* Entries supplied *
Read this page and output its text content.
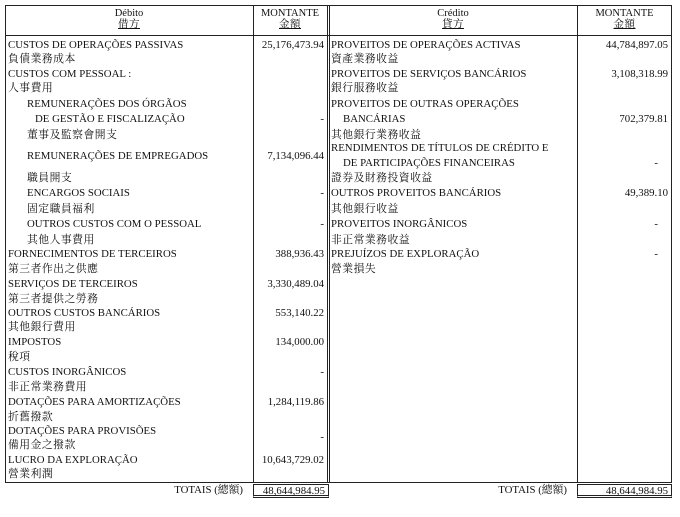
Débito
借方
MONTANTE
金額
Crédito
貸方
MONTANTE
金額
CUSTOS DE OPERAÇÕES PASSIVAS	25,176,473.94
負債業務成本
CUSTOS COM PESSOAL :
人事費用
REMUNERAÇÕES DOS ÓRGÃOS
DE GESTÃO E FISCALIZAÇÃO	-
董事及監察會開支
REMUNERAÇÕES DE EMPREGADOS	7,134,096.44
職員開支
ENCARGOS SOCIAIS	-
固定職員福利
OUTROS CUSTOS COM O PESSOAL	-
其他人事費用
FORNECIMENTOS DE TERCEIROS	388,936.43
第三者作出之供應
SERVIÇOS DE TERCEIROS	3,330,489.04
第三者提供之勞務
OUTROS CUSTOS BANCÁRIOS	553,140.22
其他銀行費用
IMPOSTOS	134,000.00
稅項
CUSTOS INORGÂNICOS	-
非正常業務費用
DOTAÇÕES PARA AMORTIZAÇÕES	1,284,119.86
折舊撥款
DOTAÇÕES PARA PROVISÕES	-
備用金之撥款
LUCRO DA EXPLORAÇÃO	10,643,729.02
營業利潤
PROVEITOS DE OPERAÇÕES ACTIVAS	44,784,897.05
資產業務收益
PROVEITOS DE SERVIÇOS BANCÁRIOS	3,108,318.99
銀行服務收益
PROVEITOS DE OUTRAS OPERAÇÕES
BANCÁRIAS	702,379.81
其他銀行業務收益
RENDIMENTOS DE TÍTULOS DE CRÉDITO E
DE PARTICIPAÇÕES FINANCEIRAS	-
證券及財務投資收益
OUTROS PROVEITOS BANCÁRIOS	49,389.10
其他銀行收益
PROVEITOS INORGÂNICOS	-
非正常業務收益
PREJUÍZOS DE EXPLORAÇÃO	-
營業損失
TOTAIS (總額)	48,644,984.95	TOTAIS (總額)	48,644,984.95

==

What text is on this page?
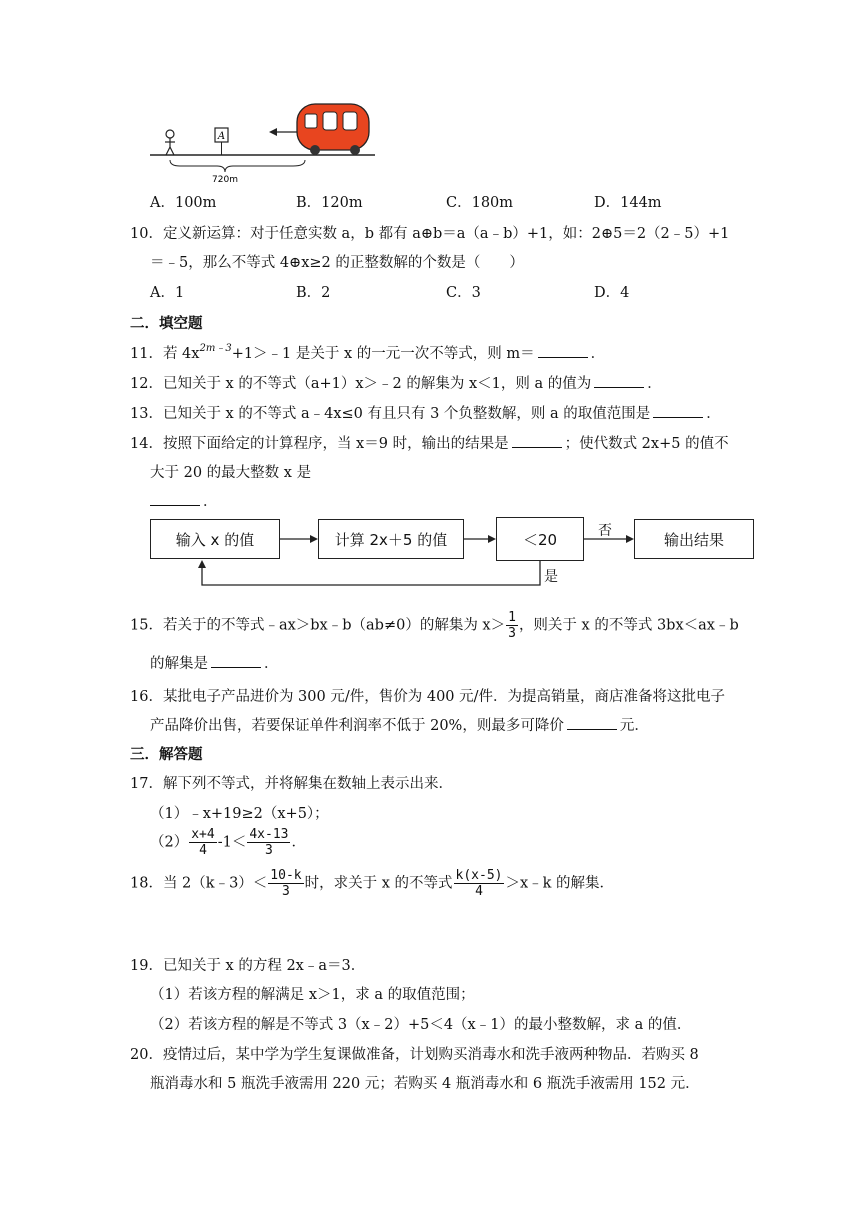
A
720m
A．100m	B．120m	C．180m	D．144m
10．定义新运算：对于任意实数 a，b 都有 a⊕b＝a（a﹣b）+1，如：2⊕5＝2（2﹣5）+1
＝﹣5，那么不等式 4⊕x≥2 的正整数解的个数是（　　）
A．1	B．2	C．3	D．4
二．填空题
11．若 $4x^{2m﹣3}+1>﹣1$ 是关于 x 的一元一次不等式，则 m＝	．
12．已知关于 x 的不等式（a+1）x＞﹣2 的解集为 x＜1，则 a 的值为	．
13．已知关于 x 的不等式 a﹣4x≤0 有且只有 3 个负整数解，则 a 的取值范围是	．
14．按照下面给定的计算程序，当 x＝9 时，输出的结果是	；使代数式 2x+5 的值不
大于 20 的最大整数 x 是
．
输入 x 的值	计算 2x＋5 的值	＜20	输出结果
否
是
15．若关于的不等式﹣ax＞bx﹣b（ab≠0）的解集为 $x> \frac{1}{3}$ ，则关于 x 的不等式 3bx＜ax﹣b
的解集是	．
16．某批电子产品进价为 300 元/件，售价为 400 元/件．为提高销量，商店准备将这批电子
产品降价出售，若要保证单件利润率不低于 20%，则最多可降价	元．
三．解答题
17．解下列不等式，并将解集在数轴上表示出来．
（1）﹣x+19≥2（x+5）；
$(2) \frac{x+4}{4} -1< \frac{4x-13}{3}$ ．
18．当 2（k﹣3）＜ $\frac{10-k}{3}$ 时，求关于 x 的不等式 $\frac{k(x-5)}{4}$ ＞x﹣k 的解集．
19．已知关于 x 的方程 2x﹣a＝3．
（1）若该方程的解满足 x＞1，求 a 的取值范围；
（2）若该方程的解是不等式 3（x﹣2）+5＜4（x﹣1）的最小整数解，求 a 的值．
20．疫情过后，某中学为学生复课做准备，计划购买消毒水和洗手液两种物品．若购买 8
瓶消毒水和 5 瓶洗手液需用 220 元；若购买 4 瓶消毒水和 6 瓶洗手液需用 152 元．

==

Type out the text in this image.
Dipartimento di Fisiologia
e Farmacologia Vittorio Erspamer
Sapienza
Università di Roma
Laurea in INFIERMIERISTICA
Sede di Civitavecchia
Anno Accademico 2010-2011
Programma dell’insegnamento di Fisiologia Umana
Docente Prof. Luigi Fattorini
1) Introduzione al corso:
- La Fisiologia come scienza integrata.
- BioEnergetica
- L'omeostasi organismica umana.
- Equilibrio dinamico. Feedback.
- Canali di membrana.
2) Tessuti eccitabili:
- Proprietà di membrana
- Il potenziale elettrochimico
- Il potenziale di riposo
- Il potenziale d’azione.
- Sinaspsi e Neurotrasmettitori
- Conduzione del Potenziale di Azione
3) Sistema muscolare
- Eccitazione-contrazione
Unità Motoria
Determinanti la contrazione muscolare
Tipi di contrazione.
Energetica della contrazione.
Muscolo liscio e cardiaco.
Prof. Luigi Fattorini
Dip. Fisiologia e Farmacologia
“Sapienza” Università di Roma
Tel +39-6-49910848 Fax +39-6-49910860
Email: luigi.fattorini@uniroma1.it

* What to produce *
Search the data above for lines holding "BANCÁRIOS" and copy each of them.

* Exercise result *
OUTROS CUSTOS BANCÁRIOS	553,140.22
PROVEITOS DE SERVIÇOS BANCÁRIOS	3,108,318.99
OUTROS PROVEITOS BANCÁRIOS	49,389.10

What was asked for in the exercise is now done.